## Task goal
Search the data below for the string "ylabel". Extract every line that contains it.

## Material provided
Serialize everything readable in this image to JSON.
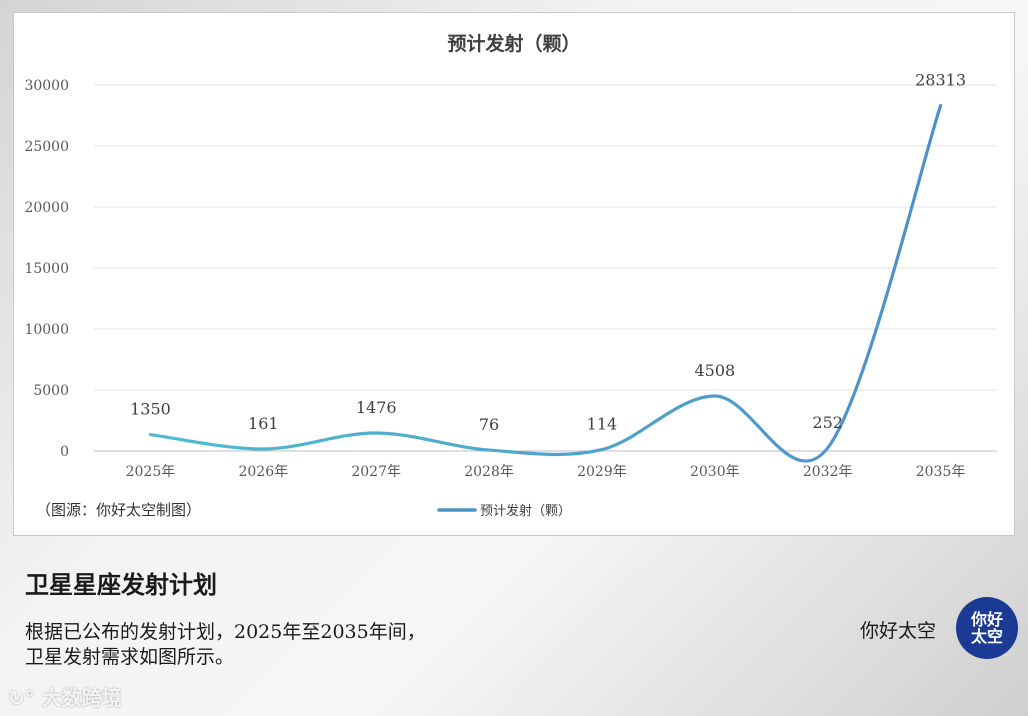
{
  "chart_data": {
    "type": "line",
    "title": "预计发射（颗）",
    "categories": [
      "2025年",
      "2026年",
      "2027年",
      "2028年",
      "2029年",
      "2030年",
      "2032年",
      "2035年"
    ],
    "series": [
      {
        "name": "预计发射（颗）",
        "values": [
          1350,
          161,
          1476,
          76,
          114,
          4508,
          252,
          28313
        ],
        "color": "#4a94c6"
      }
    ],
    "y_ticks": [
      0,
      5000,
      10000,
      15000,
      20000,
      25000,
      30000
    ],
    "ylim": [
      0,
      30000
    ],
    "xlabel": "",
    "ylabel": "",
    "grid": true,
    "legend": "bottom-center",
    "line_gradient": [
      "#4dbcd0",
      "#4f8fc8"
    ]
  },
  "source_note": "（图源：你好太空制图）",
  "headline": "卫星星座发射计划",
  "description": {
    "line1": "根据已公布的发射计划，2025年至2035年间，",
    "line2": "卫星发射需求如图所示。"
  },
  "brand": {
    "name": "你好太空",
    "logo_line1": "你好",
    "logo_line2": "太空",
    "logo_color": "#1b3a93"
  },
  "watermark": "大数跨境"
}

---

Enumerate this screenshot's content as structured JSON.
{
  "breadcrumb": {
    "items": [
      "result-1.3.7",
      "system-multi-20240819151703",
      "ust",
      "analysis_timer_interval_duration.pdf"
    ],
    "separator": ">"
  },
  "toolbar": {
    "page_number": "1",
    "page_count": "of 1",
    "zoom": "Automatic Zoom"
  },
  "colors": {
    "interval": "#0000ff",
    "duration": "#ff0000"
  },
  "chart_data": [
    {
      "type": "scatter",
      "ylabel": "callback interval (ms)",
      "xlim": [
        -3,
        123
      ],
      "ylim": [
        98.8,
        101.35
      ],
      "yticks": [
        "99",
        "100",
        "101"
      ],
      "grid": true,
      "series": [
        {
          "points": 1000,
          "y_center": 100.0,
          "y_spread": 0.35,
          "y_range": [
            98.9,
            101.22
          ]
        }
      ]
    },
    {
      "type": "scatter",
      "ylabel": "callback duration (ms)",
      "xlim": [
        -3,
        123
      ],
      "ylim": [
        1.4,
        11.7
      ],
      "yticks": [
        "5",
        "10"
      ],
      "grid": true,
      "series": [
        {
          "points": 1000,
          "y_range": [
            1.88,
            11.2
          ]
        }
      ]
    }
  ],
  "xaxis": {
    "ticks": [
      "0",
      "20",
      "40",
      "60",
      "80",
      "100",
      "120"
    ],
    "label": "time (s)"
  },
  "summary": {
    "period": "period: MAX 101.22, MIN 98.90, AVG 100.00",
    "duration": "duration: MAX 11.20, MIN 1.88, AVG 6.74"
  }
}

## Final result
    "ylabel": "",
      "ylabel": "callback interval (ms)",
      "ylabel": "callback duration (ms)",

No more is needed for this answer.